> WHAT YOU NEED TO DO:
Output all lines exactly, with nothing added or dropped.

> MATERIAL FOR THE TASK:
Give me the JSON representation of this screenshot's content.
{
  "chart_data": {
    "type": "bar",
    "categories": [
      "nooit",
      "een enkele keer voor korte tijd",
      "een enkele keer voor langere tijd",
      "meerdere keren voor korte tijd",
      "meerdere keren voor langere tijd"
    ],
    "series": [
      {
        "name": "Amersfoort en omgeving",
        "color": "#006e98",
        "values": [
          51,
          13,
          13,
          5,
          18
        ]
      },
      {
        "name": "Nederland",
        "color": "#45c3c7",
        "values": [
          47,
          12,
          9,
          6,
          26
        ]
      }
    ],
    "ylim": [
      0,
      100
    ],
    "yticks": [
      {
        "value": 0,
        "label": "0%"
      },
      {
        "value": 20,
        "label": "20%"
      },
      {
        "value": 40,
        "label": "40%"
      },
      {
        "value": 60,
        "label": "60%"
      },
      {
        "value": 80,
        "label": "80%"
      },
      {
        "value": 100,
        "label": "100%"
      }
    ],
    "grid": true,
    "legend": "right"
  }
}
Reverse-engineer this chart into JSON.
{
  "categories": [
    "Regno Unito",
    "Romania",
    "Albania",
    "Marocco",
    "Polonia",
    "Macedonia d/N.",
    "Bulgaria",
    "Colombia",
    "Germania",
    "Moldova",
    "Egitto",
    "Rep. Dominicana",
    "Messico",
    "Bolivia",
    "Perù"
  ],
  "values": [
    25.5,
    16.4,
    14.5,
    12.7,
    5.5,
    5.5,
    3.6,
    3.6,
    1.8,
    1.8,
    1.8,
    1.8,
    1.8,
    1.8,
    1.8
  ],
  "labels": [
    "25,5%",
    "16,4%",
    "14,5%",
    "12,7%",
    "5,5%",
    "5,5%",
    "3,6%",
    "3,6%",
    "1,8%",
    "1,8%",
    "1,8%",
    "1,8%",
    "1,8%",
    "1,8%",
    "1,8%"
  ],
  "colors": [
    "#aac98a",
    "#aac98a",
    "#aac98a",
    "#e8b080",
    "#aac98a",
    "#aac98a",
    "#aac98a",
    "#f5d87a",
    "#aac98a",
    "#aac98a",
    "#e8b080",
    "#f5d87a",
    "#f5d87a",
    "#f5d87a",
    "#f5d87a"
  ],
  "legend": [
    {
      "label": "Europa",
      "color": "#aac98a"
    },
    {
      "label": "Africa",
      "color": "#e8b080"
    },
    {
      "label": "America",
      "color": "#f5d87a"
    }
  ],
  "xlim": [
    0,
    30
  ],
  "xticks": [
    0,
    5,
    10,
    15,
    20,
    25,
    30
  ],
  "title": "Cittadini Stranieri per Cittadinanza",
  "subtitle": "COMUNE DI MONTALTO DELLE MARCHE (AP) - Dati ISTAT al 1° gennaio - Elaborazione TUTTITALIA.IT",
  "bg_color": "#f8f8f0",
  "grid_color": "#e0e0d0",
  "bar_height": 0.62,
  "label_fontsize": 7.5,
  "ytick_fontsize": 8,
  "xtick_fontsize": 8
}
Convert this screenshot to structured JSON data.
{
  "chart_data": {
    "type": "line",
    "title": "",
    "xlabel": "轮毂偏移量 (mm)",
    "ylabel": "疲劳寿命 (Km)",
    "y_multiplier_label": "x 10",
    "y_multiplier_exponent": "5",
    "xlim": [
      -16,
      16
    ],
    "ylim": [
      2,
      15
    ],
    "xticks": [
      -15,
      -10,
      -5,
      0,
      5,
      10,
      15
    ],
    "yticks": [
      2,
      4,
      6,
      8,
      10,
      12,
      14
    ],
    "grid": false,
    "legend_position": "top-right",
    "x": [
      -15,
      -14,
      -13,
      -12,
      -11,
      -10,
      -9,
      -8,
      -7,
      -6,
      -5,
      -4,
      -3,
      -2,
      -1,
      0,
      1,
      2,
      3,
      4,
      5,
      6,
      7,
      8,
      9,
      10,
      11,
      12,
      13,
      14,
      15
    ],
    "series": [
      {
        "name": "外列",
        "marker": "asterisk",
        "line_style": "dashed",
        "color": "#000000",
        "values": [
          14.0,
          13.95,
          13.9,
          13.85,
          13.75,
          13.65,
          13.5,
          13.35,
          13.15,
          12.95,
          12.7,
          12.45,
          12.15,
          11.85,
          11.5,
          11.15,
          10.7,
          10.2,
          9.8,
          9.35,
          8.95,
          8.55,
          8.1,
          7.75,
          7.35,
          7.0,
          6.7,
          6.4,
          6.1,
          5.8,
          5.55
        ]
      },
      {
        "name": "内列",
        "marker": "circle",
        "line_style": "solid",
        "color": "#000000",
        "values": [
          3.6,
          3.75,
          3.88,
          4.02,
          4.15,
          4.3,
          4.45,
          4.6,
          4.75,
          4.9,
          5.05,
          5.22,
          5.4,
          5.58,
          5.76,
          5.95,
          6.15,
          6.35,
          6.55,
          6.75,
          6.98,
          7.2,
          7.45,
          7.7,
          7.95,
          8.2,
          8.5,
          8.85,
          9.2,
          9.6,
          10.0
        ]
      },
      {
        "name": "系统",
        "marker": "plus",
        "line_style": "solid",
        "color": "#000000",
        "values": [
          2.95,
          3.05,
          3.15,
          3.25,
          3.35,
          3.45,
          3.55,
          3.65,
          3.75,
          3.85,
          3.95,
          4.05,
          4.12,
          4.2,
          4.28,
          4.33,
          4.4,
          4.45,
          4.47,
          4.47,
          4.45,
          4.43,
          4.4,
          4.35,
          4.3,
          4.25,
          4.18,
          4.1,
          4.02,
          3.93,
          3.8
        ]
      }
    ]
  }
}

> TASK OUTPUT:
Give me the JSON representation of this screenshot's content.
{
  "chart_data": {
    "type": "bar",
    "categories": [
      "nooit",
      "een enkele keer voor korte tijd",
      "een enkele keer voor langere tijd",
      "meerdere keren voor korte tijd",
      "meerdere keren voor langere tijd"
    ],
    "series": [
      {
        "name": "Amersfoort en omgeving",
        "color": "#006e98",
        "values": [
          51,
          13,
          13,
          5,
          18
        ]
      },
      {
        "name": "Nederland",
        "color": "#45c3c7",
        "values": [
          47,
          12,
          9,
          6,
          26
        ]
      }
    ],
    "ylim": [
      0,
      100
    ],
    "yticks": [
      {
        "value": 0,
        "label": "0%"
      },
      {
        "value": 20,
        "label": "20%"
      },
      {
        "value": 40,
        "label": "40%"
      },
      {
        "value": 60,
        "label": "60%"
      },
      {
        "value": 80,
        "label": "80%"
      },
      {
        "value": 100,
        "label": "100%"
      }
    ],
    "grid": true,
    "legend": "right"
  }
}
Reverse-engineer this chart into JSON.
{
  "categories": [
    "Regno Unito",
    "Romania",
    "Albania",
    "Marocco",
    "Polonia",
    "Macedonia d/N.",
    "Bulgaria",
    "Colombia",
    "Germania",
    "Moldova",
    "Egitto",
    "Rep. Dominicana",
    "Messico",
    "Bolivia",
    "Perù"
  ],
  "values": [
    25.5,
    16.4,
    14.5,
    12.7,
    5.5,
    5.5,
    3.6,
    3.6,
    1.8,
    1.8,
    1.8,
    1.8,
    1.8,
    1.8,
    1.8
  ],
  "labels": [
    "25,5%",
    "16,4%",
    "14,5%",
    "12,7%",
    "5,5%",
    "5,5%",
    "3,6%",
    "3,6%",
    "1,8%",
    "1,8%",
    "1,8%",
    "1,8%",
    "1,8%",
    "1,8%",
    "1,8%"
  ],
  "colors": [
    "#aac98a",
    "#aac98a",
    "#aac98a",
    "#e8b080",
    "#aac98a",
    "#aac98a",
    "#aac98a",
    "#f5d87a",
    "#aac98a",
    "#aac98a",
    "#e8b080",
    "#f5d87a",
    "#f5d87a",
    "#f5d87a",
    "#f5d87a"
  ],
  "legend": [
    {
      "label": "Europa",
      "color": "#aac98a"
    },
    {
      "label": "Africa",
      "color": "#e8b080"
    },
    {
      "label": "America",
      "color": "#f5d87a"
    }
  ],
  "xlim": [
    0,
    30
  ],
  "xticks": [
    0,
    5,
    10,
    15,
    20,
    25,
    30
  ],
  "title": "Cittadini Stranieri per Cittadinanza",
  "subtitle": "COMUNE DI MONTALTO DELLE MARCHE (AP) - Dati ISTAT al 1° gennaio - Elaborazione TUTTITALIA.IT",
  "bg_color": "#f8f8f0",
  "grid_color": "#e0e0d0",
  "bar_height": 0.62,
  "label_fontsize": 7.5,
  "ytick_fontsize": 8,
  "xtick_fontsize": 8
}
Convert this screenshot to structured JSON data.
{
  "chart_data": {
    "type": "line",
    "title": "",
    "xlabel": "轮毂偏移量 (mm)",
    "ylabel": "疲劳寿命 (Km)",
    "y_multiplier_label": "x 10",
    "y_multiplier_exponent": "5",
    "xlim": [
      -16,
      16
    ],
    "ylim": [
      2,
      15
    ],
    "xticks": [
      -15,
      -10,
      -5,
      0,
      5,
      10,
      15
    ],
    "yticks": [
      2,
      4,
      6,
      8,
      10,
      12,
      14
    ],
    "grid": false,
    "legend_position": "top-right",
    "x": [
      -15,
      -14,
      -13,
      -12,
      -11,
      -10,
      -9,
      -8,
      -7,
      -6,
      -5,
      -4,
      -3,
      -2,
      -1,
      0,
      1,
      2,
      3,
      4,
      5,
      6,
      7,
      8,
      9,
      10,
      11,
      12,
      13,
      14,
      15
    ],
    "series": [
      {
        "name": "外列",
        "marker": "asterisk",
        "line_style": "dashed",
        "color": "#000000",
        "values": [
          14.0,
          13.95,
          13.9,
          13.85,
          13.75,
          13.65,
          13.5,
          13.35,
          13.15,
          12.95,
          12.7,
          12.45,
          12.15,
          11.85,
          11.5,
          11.15,
          10.7,
          10.2,
          9.8,
          9.35,
          8.95,
          8.55,
          8.1,
          7.75,
          7.35,
          7.0,
          6.7,
          6.4,
          6.1,
          5.8,
          5.55
        ]
      },
      {
        "name": "内列",
        "marker": "circle",
        "line_style": "solid",
        "color": "#000000",
        "values": [
          3.6,
          3.75,
          3.88,
          4.02,
          4.15,
          4.3,
          4.45,
          4.6,
          4.75,
          4.9,
          5.05,
          5.22,
          5.4,
          5.58,
          5.76,
          5.95,
          6.15,
          6.35,
          6.55,
          6.75,
          6.98,
          7.2,
          7.45,
          7.7,
          7.95,
          8.2,
          8.5,
          8.85,
          9.2,
          9.6,
          10.0
        ]
      },
      {
        "name": "系统",
        "marker": "plus",
        "line_style": "solid",
        "color": "#000000",
        "values": [
          2.95,
          3.05,
          3.15,
          3.25,
          3.35,
          3.45,
          3.55,
          3.65,
          3.75,
          3.85,
          3.95,
          4.05,
          4.12,
          4.2,
          4.28,
          4.33,
          4.4,
          4.45,
          4.47,
          4.47,
          4.45,
          4.43,
          4.4,
          4.35,
          4.3,
          4.25,
          4.18,
          4.1,
          4.02,
          3.93,
          3.8
        ]
      }
    ]
  }
}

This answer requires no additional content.